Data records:
◆ ◆ ◆ ◆ ◆ ◆ ◆

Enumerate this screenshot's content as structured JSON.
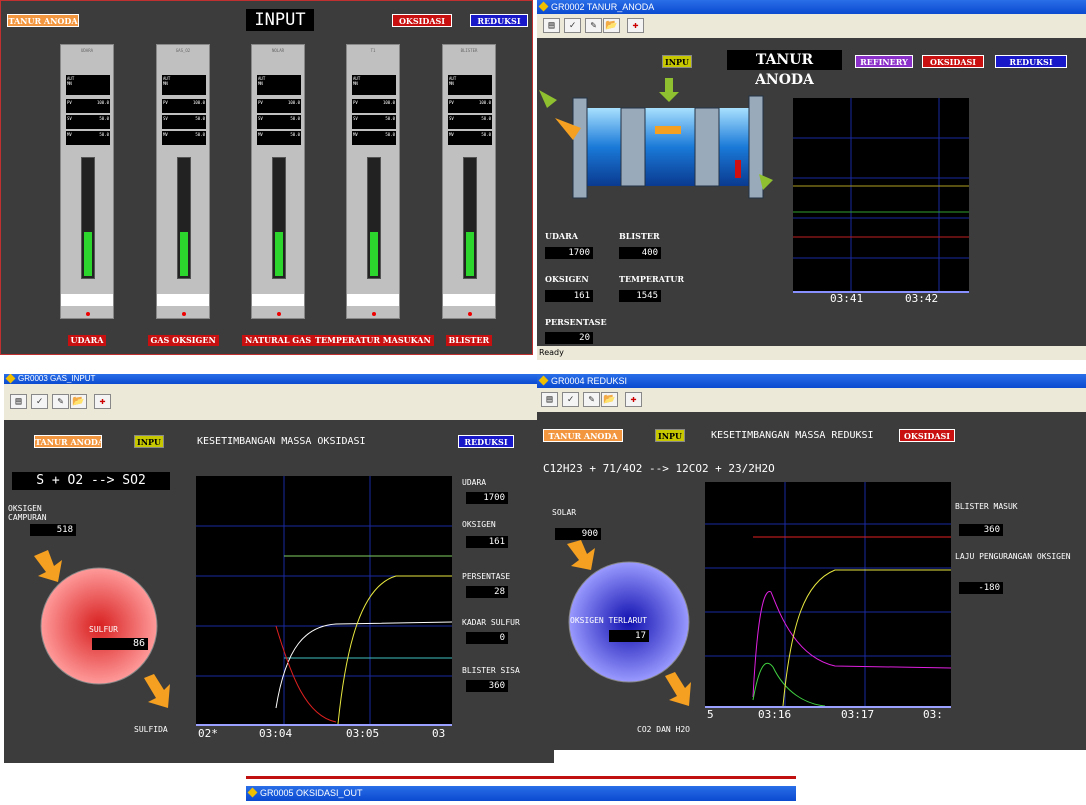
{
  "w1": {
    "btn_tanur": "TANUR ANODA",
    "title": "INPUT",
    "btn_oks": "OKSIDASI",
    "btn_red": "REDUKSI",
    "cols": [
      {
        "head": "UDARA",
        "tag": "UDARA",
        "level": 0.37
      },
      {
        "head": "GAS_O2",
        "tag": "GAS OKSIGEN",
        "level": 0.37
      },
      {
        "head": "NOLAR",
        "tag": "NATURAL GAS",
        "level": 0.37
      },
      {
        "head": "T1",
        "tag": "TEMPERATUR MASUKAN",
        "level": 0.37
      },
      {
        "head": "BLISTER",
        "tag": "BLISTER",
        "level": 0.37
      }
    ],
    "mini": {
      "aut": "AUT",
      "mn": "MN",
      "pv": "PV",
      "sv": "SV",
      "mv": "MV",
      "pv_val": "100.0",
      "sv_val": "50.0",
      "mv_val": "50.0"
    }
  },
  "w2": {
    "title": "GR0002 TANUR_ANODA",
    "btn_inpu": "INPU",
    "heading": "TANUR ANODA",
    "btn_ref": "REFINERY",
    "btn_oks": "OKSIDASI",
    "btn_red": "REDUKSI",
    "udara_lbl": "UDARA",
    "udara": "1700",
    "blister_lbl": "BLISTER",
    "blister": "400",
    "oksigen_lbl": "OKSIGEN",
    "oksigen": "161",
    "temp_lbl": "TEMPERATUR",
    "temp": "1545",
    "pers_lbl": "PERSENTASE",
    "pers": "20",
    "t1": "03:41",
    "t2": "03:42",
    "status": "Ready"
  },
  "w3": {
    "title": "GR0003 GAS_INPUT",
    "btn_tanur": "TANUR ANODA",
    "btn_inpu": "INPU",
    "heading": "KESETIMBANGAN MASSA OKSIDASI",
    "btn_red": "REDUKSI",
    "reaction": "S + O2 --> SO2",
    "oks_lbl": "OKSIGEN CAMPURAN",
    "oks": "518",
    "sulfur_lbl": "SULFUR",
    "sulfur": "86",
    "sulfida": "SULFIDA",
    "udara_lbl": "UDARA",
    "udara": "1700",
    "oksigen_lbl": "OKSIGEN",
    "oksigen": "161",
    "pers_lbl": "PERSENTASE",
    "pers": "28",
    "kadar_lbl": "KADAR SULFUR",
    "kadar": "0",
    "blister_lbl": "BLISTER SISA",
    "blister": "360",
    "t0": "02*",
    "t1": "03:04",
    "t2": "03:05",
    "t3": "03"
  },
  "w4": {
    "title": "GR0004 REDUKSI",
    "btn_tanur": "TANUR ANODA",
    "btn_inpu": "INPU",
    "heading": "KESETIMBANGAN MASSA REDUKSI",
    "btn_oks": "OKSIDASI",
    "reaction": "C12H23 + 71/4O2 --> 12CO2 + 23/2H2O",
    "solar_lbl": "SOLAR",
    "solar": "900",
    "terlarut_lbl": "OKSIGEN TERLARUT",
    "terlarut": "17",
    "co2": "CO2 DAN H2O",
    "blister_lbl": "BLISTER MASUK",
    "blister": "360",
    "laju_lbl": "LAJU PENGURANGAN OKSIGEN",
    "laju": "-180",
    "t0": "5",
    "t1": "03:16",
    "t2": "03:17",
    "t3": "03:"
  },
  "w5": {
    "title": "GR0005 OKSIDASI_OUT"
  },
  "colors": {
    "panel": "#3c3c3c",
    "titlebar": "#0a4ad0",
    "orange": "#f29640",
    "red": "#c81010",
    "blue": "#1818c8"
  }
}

◆ ◆ ◆ ◆ ◆ ◆ ◆

_What you have to do:_ Could you repeat all of the material exactly? Pictures should not be copied.

_Written solution:_
Enumerate this screenshot's content as structured JSON.
{
  "w1": {
    "btn_tanur": "TANUR ANODA",
    "title": "INPUT",
    "btn_oks": "OKSIDASI",
    "btn_red": "REDUKSI",
    "cols": [
      {
        "head": "UDARA",
        "tag": "UDARA",
        "level": 0.37
      },
      {
        "head": "GAS_O2",
        "tag": "GAS OKSIGEN",
        "level": 0.37
      },
      {
        "head": "NOLAR",
        "tag": "NATURAL GAS",
        "level": 0.37
      },
      {
        "head": "T1",
        "tag": "TEMPERATUR MASUKAN",
        "level": 0.37
      },
      {
        "head": "BLISTER",
        "tag": "BLISTER",
        "level": 0.37
      }
    ],
    "mini": {
      "aut": "AUT",
      "mn": "MN",
      "pv": "PV",
      "sv": "SV",
      "mv": "MV",
      "pv_val": "100.0",
      "sv_val": "50.0",
      "mv_val": "50.0"
    }
  },
  "w2": {
    "title": "GR0002 TANUR_ANODA",
    "btn_inpu": "INPU",
    "heading": "TANUR ANODA",
    "btn_ref": "REFINERY",
    "btn_oks": "OKSIDASI",
    "btn_red": "REDUKSI",
    "udara_lbl": "UDARA",
    "udara": "1700",
    "blister_lbl": "BLISTER",
    "blister": "400",
    "oksigen_lbl": "OKSIGEN",
    "oksigen": "161",
    "temp_lbl": "TEMPERATUR",
    "temp": "1545",
    "pers_lbl": "PERSENTASE",
    "pers": "20",
    "t1": "03:41",
    "t2": "03:42",
    "status": "Ready"
  },
  "w3": {
    "title": "GR0003 GAS_INPUT",
    "btn_tanur": "TANUR ANODA",
    "btn_inpu": "INPU",
    "heading": "KESETIMBANGAN MASSA OKSIDASI",
    "btn_red": "REDUKSI",
    "reaction": "S + O2 --> SO2",
    "oks_lbl": "OKSIGEN CAMPURAN",
    "oks": "518",
    "sulfur_lbl": "SULFUR",
    "sulfur": "86",
    "sulfida": "SULFIDA",
    "udara_lbl": "UDARA",
    "udara": "1700",
    "oksigen_lbl": "OKSIGEN",
    "oksigen": "161",
    "pers_lbl": "PERSENTASE",
    "pers": "28",
    "kadar_lbl": "KADAR SULFUR",
    "kadar": "0",
    "blister_lbl": "BLISTER SISA",
    "blister": "360",
    "t0": "02*",
    "t1": "03:04",
    "t2": "03:05",
    "t3": "03"
  },
  "w4": {
    "title": "GR0004 REDUKSI",
    "btn_tanur": "TANUR ANODA",
    "btn_inpu": "INPU",
    "heading": "KESETIMBANGAN MASSA REDUKSI",
    "btn_oks": "OKSIDASI",
    "reaction": "C12H23 + 71/4O2 --> 12CO2 + 23/2H2O",
    "solar_lbl": "SOLAR",
    "solar": "900",
    "terlarut_lbl": "OKSIGEN TERLARUT",
    "terlarut": "17",
    "co2": "CO2 DAN H2O",
    "blister_lbl": "BLISTER MASUK",
    "blister": "360",
    "laju_lbl": "LAJU PENGURANGAN OKSIGEN",
    "laju": "-180",
    "t0": "5",
    "t1": "03:16",
    "t2": "03:17",
    "t3": "03:"
  },
  "w5": {
    "title": "GR0005 OKSIDASI_OUT"
  },
  "colors": {
    "panel": "#3c3c3c",
    "titlebar": "#0a4ad0",
    "orange": "#f29640",
    "red": "#c81010",
    "blue": "#1818c8"
  }
}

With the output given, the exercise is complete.